** WHAT IS EXPECTED **
Print the records below word for word, but leave out the pictures.

** EXTRACTED ENTRIES **
-=-=-

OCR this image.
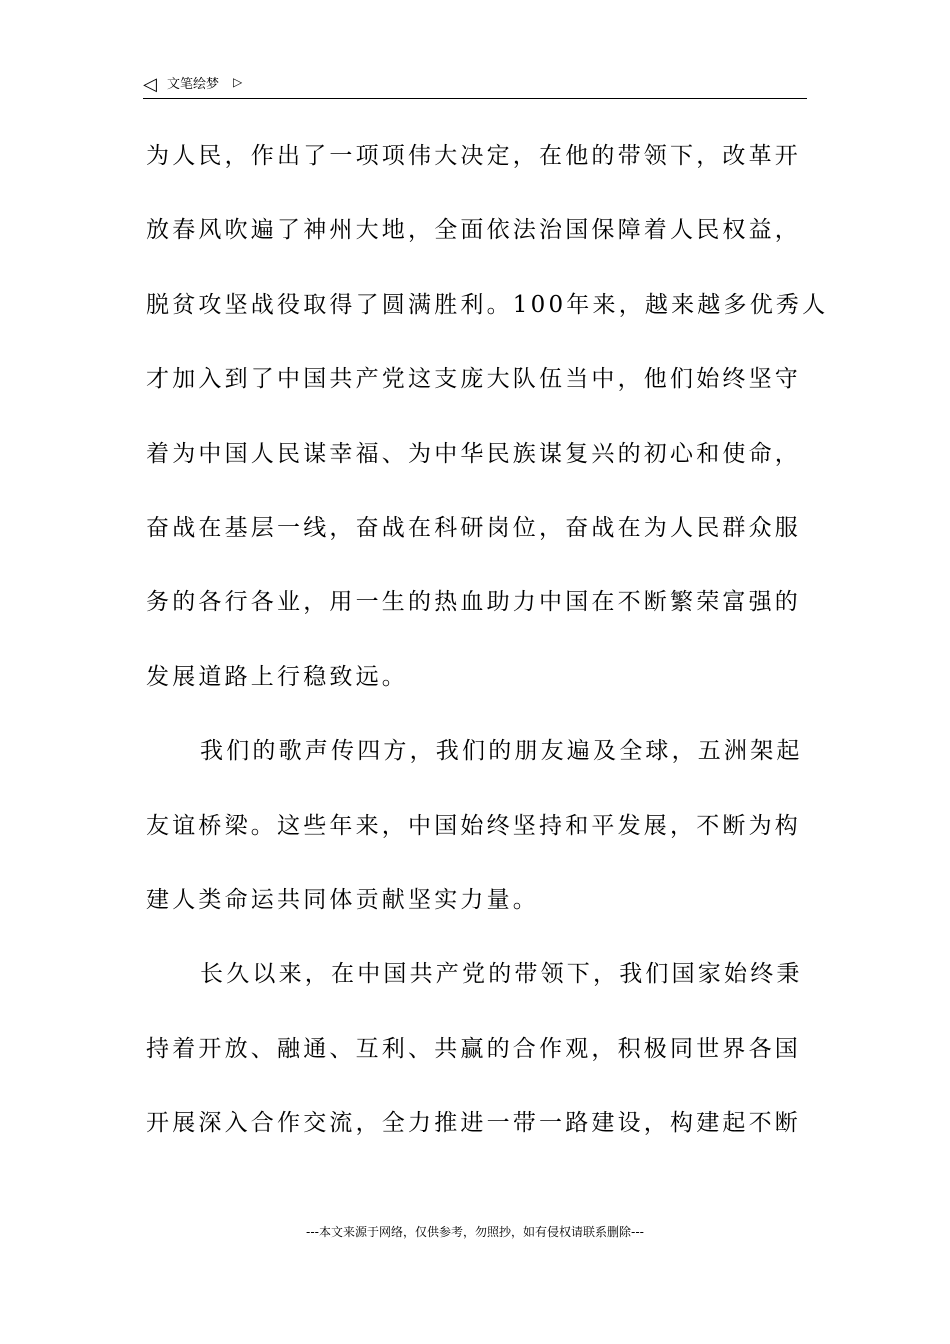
◁ 文笔绘梦 ▷
为人民，作出了一项项伟大决定，在他的带领下，改革开
放春风吹遍了神州大地，全面依法治国保障着人民权益，
脱贫攻坚战役取得了圆满胜利。100年来，越来越多优秀人
才加入到了中国共产党这支庞大队伍当中，他们始终坚守
着为中国人民谋幸福、为中华民族谋复兴的初心和使命，
奋战在基层一线，奋战在科研岗位，奋战在为人民群众服
务的各行各业，用一生的热血助力中国在不断繁荣富强的
发展道路上行稳致远。
我们的歌声传四方，我们的朋友遍及全球，五洲架起
友谊桥梁。这些年来，中国始终坚持和平发展，不断为构
建人类命运共同体贡献坚实力量。
长久以来，在中国共产党的带领下，我们国家始终秉
持着开放、融通、互利、共赢的合作观，积极同世界各国
开展深入合作交流，全力推进一带一路建设，构建起不断
---本文来源于网络，仅供参考，勿照抄，如有侵权请联系删除---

-=-=-

** TASK RESULT **
OCR this image.
◁ 文笔绘梦 ▷
为人民，作出了一项项伟大决定，在他的带领下，改革开
放春风吹遍了神州大地，全面依法治国保障着人民权益，
脱贫攻坚战役取得了圆满胜利。100年来，越来越多优秀人
才加入到了中国共产党这支庞大队伍当中，他们始终坚守
着为中国人民谋幸福、为中华民族谋复兴的初心和使命，
奋战在基层一线，奋战在科研岗位，奋战在为人民群众服
务的各行各业，用一生的热血助力中国在不断繁荣富强的
发展道路上行稳致远。
我们的歌声传四方，我们的朋友遍及全球，五洲架起
友谊桥梁。这些年来，中国始终坚持和平发展，不断为构
建人类命运共同体贡献坚实力量。
长久以来，在中国共产党的带领下，我们国家始终秉
持着开放、融通、互利、共赢的合作观，积极同世界各国
开展深入合作交流，全力推进一带一路建设，构建起不断
---本文来源于网络，仅供参考，勿照抄，如有侵权请联系删除---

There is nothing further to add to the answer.